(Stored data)
------------------------------------------------
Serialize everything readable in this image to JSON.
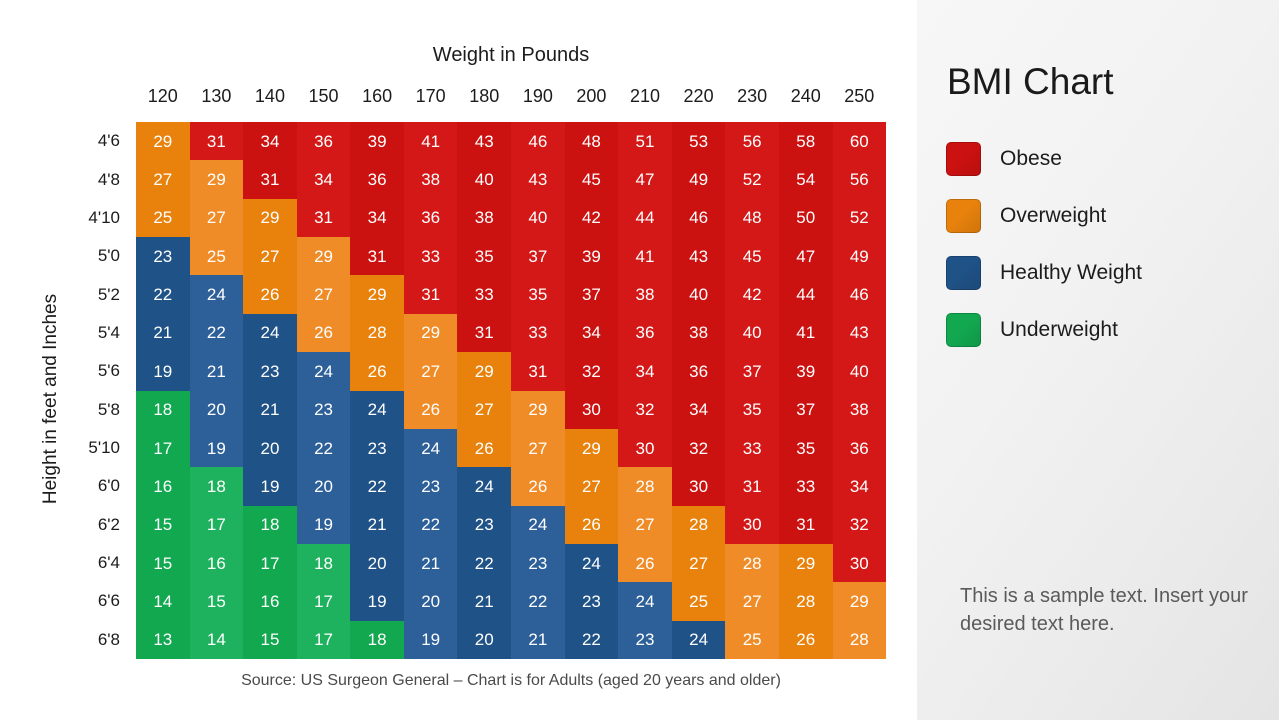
{
  "chart": {
    "x_axis_title": "Weight in Pounds",
    "y_axis_title": "Height in feet and Inches",
    "source_note": "Source: US Surgeon General – Chart is for Adults (aged 20 years and older)"
  },
  "sidebar": {
    "title": "BMI Chart",
    "sample_text": "This is a sample text. Insert your desired text here.",
    "legend": [
      {
        "label": "Obese",
        "color": "#cc1111"
      },
      {
        "label": "Overweight",
        "color": "#e8820c"
      },
      {
        "label": "Healthy Weight",
        "color": "#1f5287"
      },
      {
        "label": "Underweight",
        "color": "#12a850"
      }
    ]
  },
  "category_colors": {
    "obese": {
      "dark": "#cc1111",
      "light": "#d41818"
    },
    "overweight": {
      "dark": "#e8820c",
      "light": "#f08c28"
    },
    "healthy": {
      "dark": "#1f5287",
      "light": "#2d6099"
    },
    "underweight": {
      "dark": "#12a850",
      "light": "#1fb25e"
    }
  },
  "chart_data": {
    "type": "heatmap",
    "title": "BMI Chart",
    "xlabel": "Weight in Pounds",
    "ylabel": "Height in feet and Inches",
    "legend_position": "right",
    "grid": false,
    "categories": [
      "Underweight",
      "Healthy Weight",
      "Overweight",
      "Obese"
    ],
    "category_thresholds": {
      "underweight_max": 18,
      "healthy_max": 24,
      "overweight_max": 29,
      "obese_min": 30
    },
    "x": [
      120,
      130,
      140,
      150,
      160,
      170,
      180,
      190,
      200,
      210,
      220,
      230,
      240,
      250
    ],
    "y": [
      "4'6",
      "4'8",
      "4'10",
      "5'0",
      "5'2",
      "5'4",
      "5'6",
      "5'8",
      "5'10",
      "6'0",
      "6'2",
      "6'4",
      "6'6",
      "6'8"
    ],
    "values": [
      [
        29,
        31,
        34,
        36,
        39,
        41,
        43,
        46,
        48,
        51,
        53,
        56,
        58,
        60
      ],
      [
        27,
        29,
        31,
        34,
        36,
        38,
        40,
        43,
        45,
        47,
        49,
        52,
        54,
        56
      ],
      [
        25,
        27,
        29,
        31,
        34,
        36,
        38,
        40,
        42,
        44,
        46,
        48,
        50,
        52
      ],
      [
        23,
        25,
        27,
        29,
        31,
        33,
        35,
        37,
        39,
        41,
        43,
        45,
        47,
        49
      ],
      [
        22,
        24,
        26,
        27,
        29,
        31,
        33,
        35,
        37,
        38,
        40,
        42,
        44,
        46
      ],
      [
        21,
        22,
        24,
        26,
        28,
        29,
        31,
        33,
        34,
        36,
        38,
        40,
        41,
        43
      ],
      [
        19,
        21,
        23,
        24,
        26,
        27,
        29,
        31,
        32,
        34,
        36,
        37,
        39,
        40
      ],
      [
        18,
        20,
        21,
        23,
        24,
        26,
        27,
        29,
        30,
        32,
        34,
        35,
        37,
        38
      ],
      [
        17,
        19,
        20,
        22,
        23,
        24,
        26,
        27,
        29,
        30,
        32,
        33,
        35,
        36
      ],
      [
        16,
        18,
        19,
        20,
        22,
        23,
        24,
        26,
        27,
        28,
        30,
        31,
        33,
        34
      ],
      [
        15,
        17,
        18,
        19,
        21,
        22,
        23,
        24,
        26,
        27,
        28,
        30,
        31,
        32
      ],
      [
        15,
        16,
        17,
        18,
        20,
        21,
        22,
        23,
        24,
        26,
        27,
        28,
        29,
        30
      ],
      [
        14,
        15,
        16,
        17,
        19,
        20,
        21,
        22,
        23,
        24,
        25,
        27,
        28,
        29
      ],
      [
        13,
        14,
        15,
        17,
        18,
        19,
        20,
        21,
        22,
        23,
        24,
        25,
        26,
        28
      ]
    ]
  }
}
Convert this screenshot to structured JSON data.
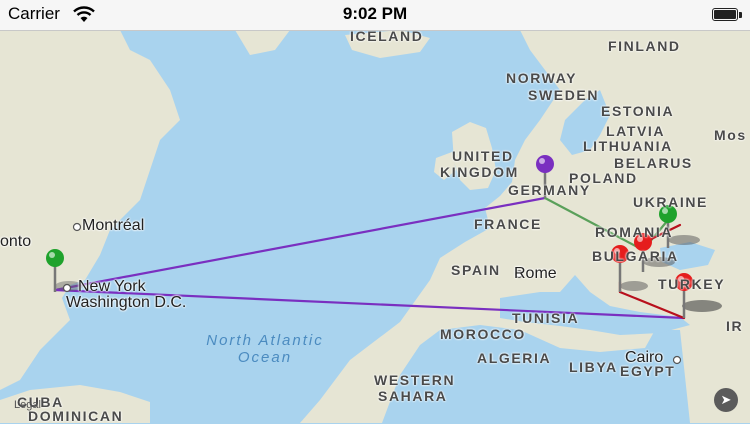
{
  "status_bar": {
    "carrier": "Carrier",
    "time": "9:02 PM",
    "battery_level": 1.0,
    "wifi_icon": "wifi-icon",
    "battery_icon": "battery-icon"
  },
  "map": {
    "ocean_label": [
      "North Atlantic",
      "Ocean"
    ],
    "legal_label": "Legal",
    "compass_icon": "location-arrow-icon",
    "countries": {
      "iceland": "ICELAND",
      "finland": "FINLAND",
      "norway": "NORWAY",
      "sweden": "SWEDEN",
      "estonia": "ESTONIA",
      "latvia": "LATVIA",
      "lithuania": "LITHUANIA",
      "mos": "Mos",
      "uk": [
        "UNITED",
        "KINGDOM"
      ],
      "belarus": "BELARUS",
      "poland": "POLAND",
      "germany": "GERMANY",
      "ukraine": "UKRAINE",
      "france": "FRANCE",
      "romania": "ROMANIA",
      "spain": "SPAIN",
      "bulgaria": "BULGARIA",
      "turkey": "TURKEY",
      "tunisia": "TUNISIA",
      "morocco": "MOROCCO",
      "algeria": "ALGERIA",
      "libya": "LIBYA",
      "egypt": "EGYPT",
      "western_sahara": [
        "WESTERN",
        "SAHARA"
      ],
      "cuba": "CUBA",
      "dominican": "DOMINICAN",
      "ir": "IR"
    },
    "cities": {
      "montreal": "Montréal",
      "toronto": "onto",
      "new_york": "New York",
      "washington": "Washington D.C.",
      "rome": "Rome",
      "cairo": "Cairo"
    },
    "pins": [
      {
        "name": "pin-green-usa",
        "color": "#1fa22c"
      },
      {
        "name": "pin-purple-germany",
        "color": "#7a2fc0"
      },
      {
        "name": "pin-green-ukraine",
        "color": "#1fa22c"
      },
      {
        "name": "pin-red-romania",
        "color": "#e51d1d"
      },
      {
        "name": "pin-red-bulgaria",
        "color": "#e51d1d"
      },
      {
        "name": "pin-red-turkey",
        "color": "#e51d1d"
      }
    ],
    "route_colors": {
      "purple": "#7a2fc0",
      "green": "#5aa05a",
      "red": "#b8101c"
    }
  }
}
------------------------------------------------
§ **What is expected**:
Filter the listing above by the word "Height"; copy each line that passes.

§ **Full response**:
    "y_axis_title": "Height in feet and Inches",
    "ylabel": "Height in feet and Inches",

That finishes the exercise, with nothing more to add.